• _EXERCISE DETAILS_
Show every line below where "this" can be found.

• _SUPPLIED DATA_
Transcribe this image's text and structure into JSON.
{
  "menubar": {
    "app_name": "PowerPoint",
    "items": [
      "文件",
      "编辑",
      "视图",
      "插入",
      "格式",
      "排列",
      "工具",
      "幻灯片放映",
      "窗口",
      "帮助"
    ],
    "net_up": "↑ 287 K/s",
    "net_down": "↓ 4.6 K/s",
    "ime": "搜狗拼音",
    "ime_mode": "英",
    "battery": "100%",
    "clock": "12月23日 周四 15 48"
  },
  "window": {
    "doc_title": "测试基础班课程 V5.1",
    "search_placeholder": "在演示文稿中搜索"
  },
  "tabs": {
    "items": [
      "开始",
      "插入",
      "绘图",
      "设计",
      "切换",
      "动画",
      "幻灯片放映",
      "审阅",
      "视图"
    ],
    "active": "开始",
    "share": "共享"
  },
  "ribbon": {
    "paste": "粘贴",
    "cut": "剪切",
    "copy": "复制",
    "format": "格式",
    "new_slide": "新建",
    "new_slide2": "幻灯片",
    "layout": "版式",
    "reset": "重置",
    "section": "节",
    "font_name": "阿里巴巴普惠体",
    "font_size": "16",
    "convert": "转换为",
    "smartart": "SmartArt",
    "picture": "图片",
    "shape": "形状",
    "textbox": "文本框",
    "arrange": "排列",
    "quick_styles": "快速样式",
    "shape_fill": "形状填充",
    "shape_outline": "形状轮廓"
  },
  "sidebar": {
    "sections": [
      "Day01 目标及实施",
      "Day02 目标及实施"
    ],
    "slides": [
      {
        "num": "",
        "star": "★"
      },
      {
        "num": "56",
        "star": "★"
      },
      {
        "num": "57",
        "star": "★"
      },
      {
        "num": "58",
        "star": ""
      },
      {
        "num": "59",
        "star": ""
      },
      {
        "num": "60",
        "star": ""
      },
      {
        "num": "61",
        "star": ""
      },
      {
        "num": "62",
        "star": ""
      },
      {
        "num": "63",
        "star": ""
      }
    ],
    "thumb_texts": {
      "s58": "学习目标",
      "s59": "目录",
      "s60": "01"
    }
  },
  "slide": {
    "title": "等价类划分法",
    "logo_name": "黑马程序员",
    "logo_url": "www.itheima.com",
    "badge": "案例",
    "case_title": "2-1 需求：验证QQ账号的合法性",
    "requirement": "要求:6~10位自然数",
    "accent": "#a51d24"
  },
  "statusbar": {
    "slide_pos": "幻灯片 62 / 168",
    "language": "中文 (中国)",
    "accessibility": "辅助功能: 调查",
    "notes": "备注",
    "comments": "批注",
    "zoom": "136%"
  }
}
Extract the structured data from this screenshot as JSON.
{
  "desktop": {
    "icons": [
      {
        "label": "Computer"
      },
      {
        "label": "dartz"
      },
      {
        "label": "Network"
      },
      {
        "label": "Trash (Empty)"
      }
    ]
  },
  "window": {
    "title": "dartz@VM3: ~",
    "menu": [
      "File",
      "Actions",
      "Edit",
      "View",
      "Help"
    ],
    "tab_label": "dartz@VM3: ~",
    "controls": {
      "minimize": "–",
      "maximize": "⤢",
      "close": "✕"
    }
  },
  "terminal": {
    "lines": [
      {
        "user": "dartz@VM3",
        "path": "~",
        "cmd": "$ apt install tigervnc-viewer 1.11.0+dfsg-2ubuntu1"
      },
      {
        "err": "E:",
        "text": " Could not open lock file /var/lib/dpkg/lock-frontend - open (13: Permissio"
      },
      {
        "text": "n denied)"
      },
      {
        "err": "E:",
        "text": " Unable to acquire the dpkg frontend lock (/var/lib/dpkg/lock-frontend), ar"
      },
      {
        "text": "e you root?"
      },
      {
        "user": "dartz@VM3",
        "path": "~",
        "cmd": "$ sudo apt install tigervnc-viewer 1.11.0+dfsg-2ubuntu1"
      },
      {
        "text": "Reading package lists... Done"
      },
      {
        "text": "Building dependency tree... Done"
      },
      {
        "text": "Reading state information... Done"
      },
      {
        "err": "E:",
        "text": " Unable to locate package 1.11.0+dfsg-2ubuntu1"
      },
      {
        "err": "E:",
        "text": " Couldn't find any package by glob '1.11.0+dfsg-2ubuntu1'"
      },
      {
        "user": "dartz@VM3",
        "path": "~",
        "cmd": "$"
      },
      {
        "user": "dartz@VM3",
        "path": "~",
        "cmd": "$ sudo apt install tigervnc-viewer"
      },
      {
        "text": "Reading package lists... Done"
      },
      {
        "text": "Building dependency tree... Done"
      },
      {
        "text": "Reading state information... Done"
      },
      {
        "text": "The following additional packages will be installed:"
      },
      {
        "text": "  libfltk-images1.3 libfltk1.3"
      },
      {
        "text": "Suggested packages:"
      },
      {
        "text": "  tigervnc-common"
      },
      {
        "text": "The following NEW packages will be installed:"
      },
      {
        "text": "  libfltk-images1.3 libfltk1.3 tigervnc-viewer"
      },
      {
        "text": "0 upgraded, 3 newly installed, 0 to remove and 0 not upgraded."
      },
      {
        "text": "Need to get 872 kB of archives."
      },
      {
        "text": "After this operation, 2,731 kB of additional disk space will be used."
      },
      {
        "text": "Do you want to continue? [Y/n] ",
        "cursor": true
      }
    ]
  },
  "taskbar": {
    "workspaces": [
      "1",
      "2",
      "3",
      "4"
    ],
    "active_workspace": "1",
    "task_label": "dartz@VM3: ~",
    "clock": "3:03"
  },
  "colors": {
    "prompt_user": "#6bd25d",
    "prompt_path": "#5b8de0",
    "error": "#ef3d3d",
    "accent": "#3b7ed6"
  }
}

• _EXERCISE SOLUTION_
Transcribe this image's text and structure into JSON.
Extract the structured data from this screenshot as JSON.
        "text": "After this operation, 2,731 kB of additional disk space will be used."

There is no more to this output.